# EXERCISE DETAILS
Note each line that includes the word "ремонтный". Copy those lines.

# GIVEN RECORDS
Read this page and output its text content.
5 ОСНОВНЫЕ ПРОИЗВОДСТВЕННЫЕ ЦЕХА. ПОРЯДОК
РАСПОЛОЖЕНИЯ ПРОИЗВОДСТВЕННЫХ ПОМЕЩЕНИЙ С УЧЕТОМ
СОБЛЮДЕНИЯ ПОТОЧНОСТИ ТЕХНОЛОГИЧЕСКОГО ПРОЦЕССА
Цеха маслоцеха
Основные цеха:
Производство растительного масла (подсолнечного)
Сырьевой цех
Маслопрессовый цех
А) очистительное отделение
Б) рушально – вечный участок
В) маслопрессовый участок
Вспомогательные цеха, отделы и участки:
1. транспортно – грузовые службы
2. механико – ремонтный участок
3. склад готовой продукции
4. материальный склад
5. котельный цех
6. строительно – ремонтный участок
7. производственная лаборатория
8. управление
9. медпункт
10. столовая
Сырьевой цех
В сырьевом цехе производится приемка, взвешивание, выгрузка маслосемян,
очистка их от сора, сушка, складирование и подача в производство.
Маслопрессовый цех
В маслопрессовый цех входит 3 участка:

* * *

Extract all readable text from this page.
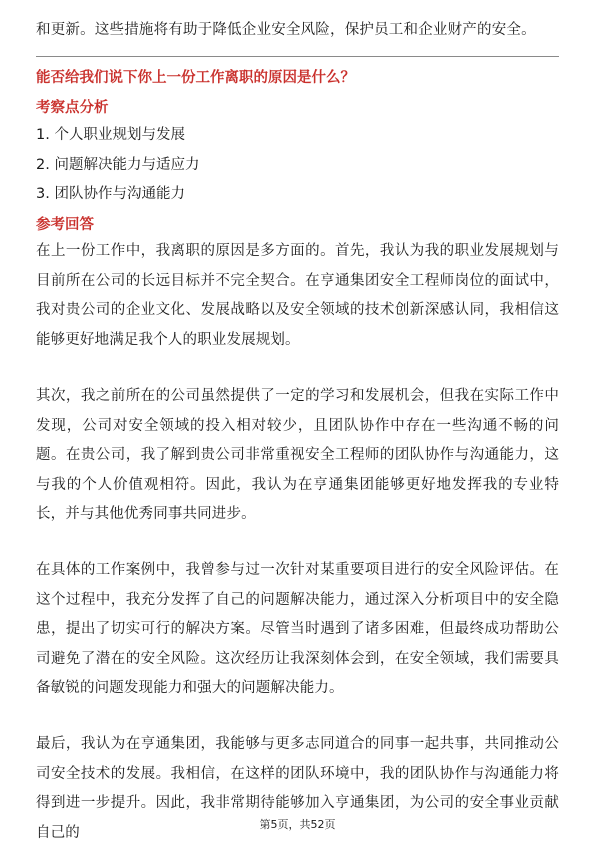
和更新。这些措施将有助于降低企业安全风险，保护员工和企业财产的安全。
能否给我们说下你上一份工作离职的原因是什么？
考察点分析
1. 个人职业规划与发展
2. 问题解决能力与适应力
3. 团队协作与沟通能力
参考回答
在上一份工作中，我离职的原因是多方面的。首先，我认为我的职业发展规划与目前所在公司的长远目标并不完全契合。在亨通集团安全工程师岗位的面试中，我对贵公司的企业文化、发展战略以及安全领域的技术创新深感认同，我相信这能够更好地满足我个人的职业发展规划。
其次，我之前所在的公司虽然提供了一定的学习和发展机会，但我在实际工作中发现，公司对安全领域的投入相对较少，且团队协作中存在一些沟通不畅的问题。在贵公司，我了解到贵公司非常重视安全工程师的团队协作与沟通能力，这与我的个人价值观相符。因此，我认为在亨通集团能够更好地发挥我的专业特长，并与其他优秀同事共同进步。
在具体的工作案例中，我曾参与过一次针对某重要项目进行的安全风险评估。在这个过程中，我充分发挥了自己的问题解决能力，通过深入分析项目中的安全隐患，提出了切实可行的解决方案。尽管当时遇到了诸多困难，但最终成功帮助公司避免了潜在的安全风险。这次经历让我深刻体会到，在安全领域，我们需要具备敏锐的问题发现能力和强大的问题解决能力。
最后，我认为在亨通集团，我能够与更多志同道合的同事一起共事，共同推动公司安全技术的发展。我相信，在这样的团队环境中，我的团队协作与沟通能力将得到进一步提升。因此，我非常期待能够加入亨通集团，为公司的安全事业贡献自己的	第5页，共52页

# RESPONSE TO THE EXERCISE
2. механико – ремонтный участок
6. строительно – ремонтный участок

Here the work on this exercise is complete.